- **EXERCISE INSTRUCTIONS**
Rewrite the data from the line containing "question: – Ты" through the line containing "author-signature-2: Руфина Кадыралиева", swapping "question" for "interviewer-question" and keeping everything else the same.

- **EXTRACTED INFORMATION**
━━━━━━━━━━━━━━━━━━━━━━━━━━━━━━

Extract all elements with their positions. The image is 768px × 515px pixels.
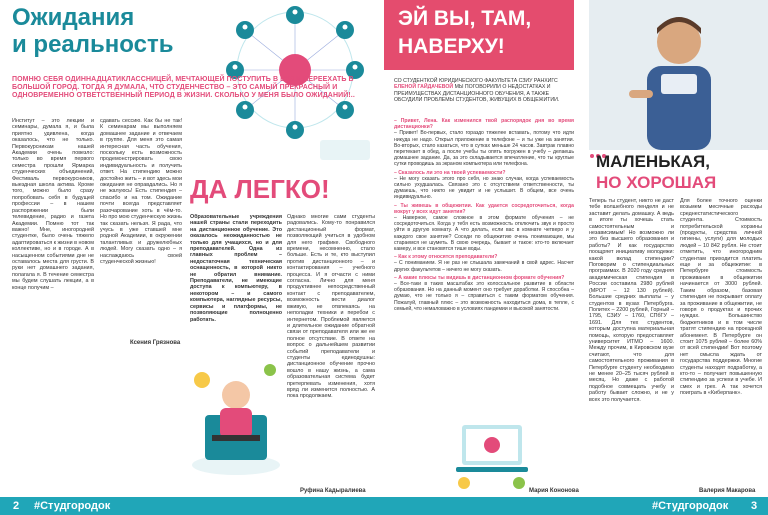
question: – Ты живешь в общежитии. Как удается сосредоточиться, когда вокруг у всех идут занятия? xyxy=(394,202,574,215)
column-1: Институт – это лекции и семинары, думала я, и была приятно удивлена, когда оказалось, что не только. Первокурсникам нашей Академии очень повезло: только во время первого семестра прошли Ярмарка студенческих объединений, Фестиваль первокурсников, выездная школа актива. Кроме того, можно было сразу попробовать себя в будущей профессии – в нашем распоряжении были телевидение, радио и газета Академии. Помню тот так важно! Мне, иногородней студентке, было очень тяжело адаптироваться к жизни в новом коллективе, но и в городе. А в насыщенном событиями дне не оставалось места для грусти. В руки нет домашнего задания, полагала я. В течение семестра мы будем слушать лекции, а в конце получим – xyxy=(12,118,94,291)
question: – Сказалось ли это на твоей успеваемости? xyxy=(394,169,506,176)
banner-title-line2: НАВЕРХУ! xyxy=(398,35,505,58)
article-title-line1: Ожидания xyxy=(12,4,135,31)
interview-body xyxy=(394,118,574,314)
article-2-title-line2: НО ХОРОШАЯ xyxy=(596,173,717,192)
question: – А какие плюсы ты видишь в дистанционном формате обучения? xyxy=(394,274,565,281)
author-signature-2: Руфина Кадыралиева xyxy=(300,488,366,494)
column-4: Однако многие сами студенты радовались. Кому-то понравился дистанционный формат, позволяющий учиться в удобном для него графике. Свободного времени, несомненно, стало больше. Есть и те, кто выступил против дистанционного – и контактирования – учебного процесса. И я отчасти с ними согласна. Лично для меня продуктивнее непосредственный контакт с преподавателем, возможность вести диалог вживую, не отвлекаясь на неполадки техники и перебои с интернетом. Проблемой является и длительное ожидание обратной связи от преподавателя или же ее полное отсутствие. В ответе на вопрос о дальнейшем развитии событий преподаватели и студенты единодушны: дистанционное обучение прочно вошло в нашу жизнь, а сама образовательная система будет претерпевать изменения, хотя вряд ли изменится полностью. А пока продолжаем. xyxy=(287,214,375,400)
author-signature-4: Валерия Макарова xyxy=(699,488,756,494)
author-signature-1: Ксения Грязнова xyxy=(130,340,181,346)
right-page xyxy=(384,0,768,515)
interviewee-name: ЕЛЕНОЙ ГАЙДАЧЕВОЙ xyxy=(394,84,454,91)
column-2: сдавать сессию. Как бы не так! К семинарам мы выполняем домашнее задание и отвечаем в группе. Для меня это самая интересная часть обучения, поскольку есть возможность продемонстрировать свою индивидуальность и получить ответ. На стипендию можно достойно жить – и вот здесь мои ожидания не оправдались. Но я не жалуюсь! Есть стипендия – спасибо и на том. Ожидание почти всегда представляет разочарование хоть в чём-то. Но про мою студенческую жизнь так сказать нельзя. Я рада, что учусь в уже ставшей мне родной Академии, в окружении талантливых и дружелюбных людей. Могу сказать одно – я наслаждаюсь своей студенческой жизнью! xyxy=(100,118,182,265)
headline-da-legko: ДА ЛЕГКО! xyxy=(190,174,330,204)
answer: – Привет! Во-первых, стало гораздо тяжелее вставать, потому что идти никуда не надо. Открыл приложение в телефоне – и ты уже на занятии. Во-вторых, стало казаться, что в сутках меньше 24 часов. Завтрак плавно перетекает в обед, а после учебы ты опять погружен в учебу – делаешь домашнее задание. Да, за это складывается впечатление, что ты круглые сутки проводишь за экраном компьютера или телефона. xyxy=(394,130,574,168)
student-photo xyxy=(589,0,768,150)
page-number: 3 xyxy=(750,500,758,512)
banner-title-line1: ЭЙ ВЫ, ТАМ, xyxy=(398,7,532,30)
article-2-title-line1: МАЛЕНЬКАЯ, xyxy=(596,152,711,171)
student-illustration xyxy=(190,340,282,480)
column-3: Образовательные учреждения нашей страны стали переходить на дистанционное обучение. Это оказалось неожиданностью не только для учащихся, но и для преподавателей. Одна из главных проблем – недостаточная техническая оснащенность, в которой никто не обратил внимание. Преподаватели, не имеющие доступа к компьютеру, в некотором – и самого компьютера, наглядные ресурсы, сервисы и платформы, не позволяющие полноценно работать. xyxy=(190,214,282,323)
column-6: Для более точного оценки возьмем месячные расходы среднестатистического студента. Стоимость потребительской корзины (продукты, средства личной гигиены, услуги) для молодых людей – 10 842 рубля. Не стоит отметить, что иногородним студентам приходится платить еще и за общежитие: в Петербурге стоимость проживания в общежитии начинается от 3000 рублей. Таким образом, базовая стипендия не покрывает оплату за проживание в общежитии, не говоря о продуктах и прочих нуждах. Большинство бюджетников и в том числе тратят стипендию на проездной абонемент. В Петербурге он стоит 1075 рублей – более 60% от всей стипендии! Вот поэтому нет смысла ждать от государства поддержки. Многие студенты находят подработку, а кто-то – получает повышенную стипендию за успехи в учебе. И смех и грех. А так хочется поиграть в «Киберпанк». xyxy=(680,198,762,397)
hashtag: #Студгородок xyxy=(34,500,111,512)
column-5: Теперь ты студент, никто не даст тебе волшебного пенделя и не заставит делать домашку. А ведь в итоге ты хочешь стать самостоятельным и независимым! Но возможно ли это без высшего образования и работы? И как государство поощряет инициативу молодежи: какой вклад стипендии? Поговорим о стипендиальных программах. В 2020 году средняя академическая стипендия в России составила 2980 рублей (МРОТ – 12 130 рублей). Большие средних выплаты – у студентов в вузах Петербурга. Политех – 2200 рублей, Горный – 1795, СЗИУ – 1760, СПбГУ – 1691. Для тех студентов, которым доступна материальная помощь, которую предоставляет университет ИТМО – 1600. Между прочим, в Кировском вузе считают, что для самостоятельного проживания в Петербурге студенту необходимо не менее 20–25 тысяч рублей в месяц. Но даже с работой подобное совмещать учебу и работу бывает сложно, и не у всех это получается. xyxy=(589,198,674,403)
lead-paragraph: ПОМНЮ СЕБЯ ОДИННАДЦАТИКЛАССНИЦЕЙ, МЕЧТАЮЩЕЙ ПОСТУПИТЬ В ВУЗ И ПЕРЕЕХАТЬ В БОЛЬШОЙ ГОРОД. ТОГДА Я ДУМАЛА, ЧТО СТУДЕНЧЕСТВО – ЭТО САМЫЙ ПРЕКРАСНЫЙ И ОДНОВРЕМЕННО ОТВЕТСТВЕННЫЙ ПЕРИОД В ЖИЗНИ. СКОЛЬКО У МЕНЯ БЫЛО ОЖИДАНИЙ!.. xyxy=(12,76,355,99)
question: – Привет, Лена. Как изменился твой распорядок дня во время дистанционки? xyxy=(394,118,574,131)
question: – Как к этому относятся преподаватели? xyxy=(394,254,498,261)
author-signature-3: Мария Кононова xyxy=(529,488,579,494)
answer: – С пониманием. Я не раз не слышала замечаний в свой адрес. Насчет других факультетов – ничего не могу сказать. xyxy=(394,260,574,273)
hashtag: #Студгородок xyxy=(652,500,729,512)
answer: – Не могу сказать этого про себя, но знаю случаи, когда успеваемость сильно ухудшалась. Связано это с отсутствием ответственности, ты думаешь, что никто не увидит и не услышит. В общем, все очень индивидуально. xyxy=(394,175,574,201)
answer: – Наверное, самое сложное в этом формате обучения – не сосредоточиться. Когда у тебя есть возможность отключить звук и просто уйти в другую комнату. А что делать, если вас в комнате четверо и у каждого свое занятие? Соседи по общежитию очень понимающие, мы стараемся не шуметь. В свою очередь, бывает и такое: кто-то включает камеру, и все становятся тише воды. xyxy=(394,215,574,253)
interview-intro: СО СТУДЕНТКОЙ ЮРИДИЧЕСКОГО ФАКУЛЬТЕТА СЗИУ РАНХИГС ЕЛЕНОЙ ГАЙДАЧЕВОЙ МЫ ПОГОВОРИЛИ О НЕДОСТАТКАХ И ПРЕИМУЩЕСТВАХ ДИСТАНЦИОННОГО ОБУЧЕНИЯ, А ТАКЖЕ ОБСУДИЛИ ПРОБЛЕМЫ СТУДЕНТОВ, ЖИВУЩИХ В ОБЩЕЖИТИИ. xyxy=(394,78,560,104)
answer: – Все-таки в таких масштабах это колоссальное развитие в области образования. Но на данный момент оно требует доработки. Я способна – думаю, что не только я – справиться с таким форматом обучения. Пожалуй, главный плюс – это возможность находиться дома, в тепле, с семьей, что немаловажно в условиях пандемии и высокой занятости. xyxy=(394,281,574,312)
page-number: 2 xyxy=(12,500,20,512)
online-learning-illustration xyxy=(454,415,529,493)
article-title-line2: и реальность xyxy=(12,31,174,58)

━━━━━━━━━━━━━━━━━━━━━━━━━━━━━━

- **REPLY**
interviewer-question: – Ты живешь в общежитии. Как удается сосредоточиться, когда вокруг у всех идут занятия? xyxy=(394,202,574,215)
column-1: Институт – это лекции и семинары, думала я, и была приятно удивлена, когда оказалось, что не только. Первокурсникам нашей Академии очень повезло: только во время первого семестра прошли Ярмарка студенческих объединений, Фестиваль первокурсников, выездная школа актива. Кроме того, можно было сразу попробовать себя в будущей профессии – в нашем распоряжении были телевидение, радио и газета Академии. Помню тот так важно! Мне, иногородней студентке, было очень тяжело адаптироваться к жизни в новом коллективе, но и в городе. А в насыщенном событиями дне не оставалось места для грусти. В руки нет домашнего задания, полагала я. В течение семестра мы будем слушать лекции, а в конце получим – xyxy=(12,118,94,291)
interviewer-question: – Сказалось ли это на твоей успеваемости? xyxy=(394,169,506,176)
banner-title-line2: НАВЕРХУ! xyxy=(398,35,505,58)
article-title-line1: Ожидания xyxy=(12,4,135,31)
interview-body xyxy=(394,118,574,314)
article-2-title-line2: НО ХОРОШАЯ xyxy=(596,173,717,192)
interviewer-question: – А какие плюсы ты видишь в дистанционном формате обучения? xyxy=(394,274,565,281)
author-signature-2: Руфина Кадыралиева xyxy=(300,488,366,494)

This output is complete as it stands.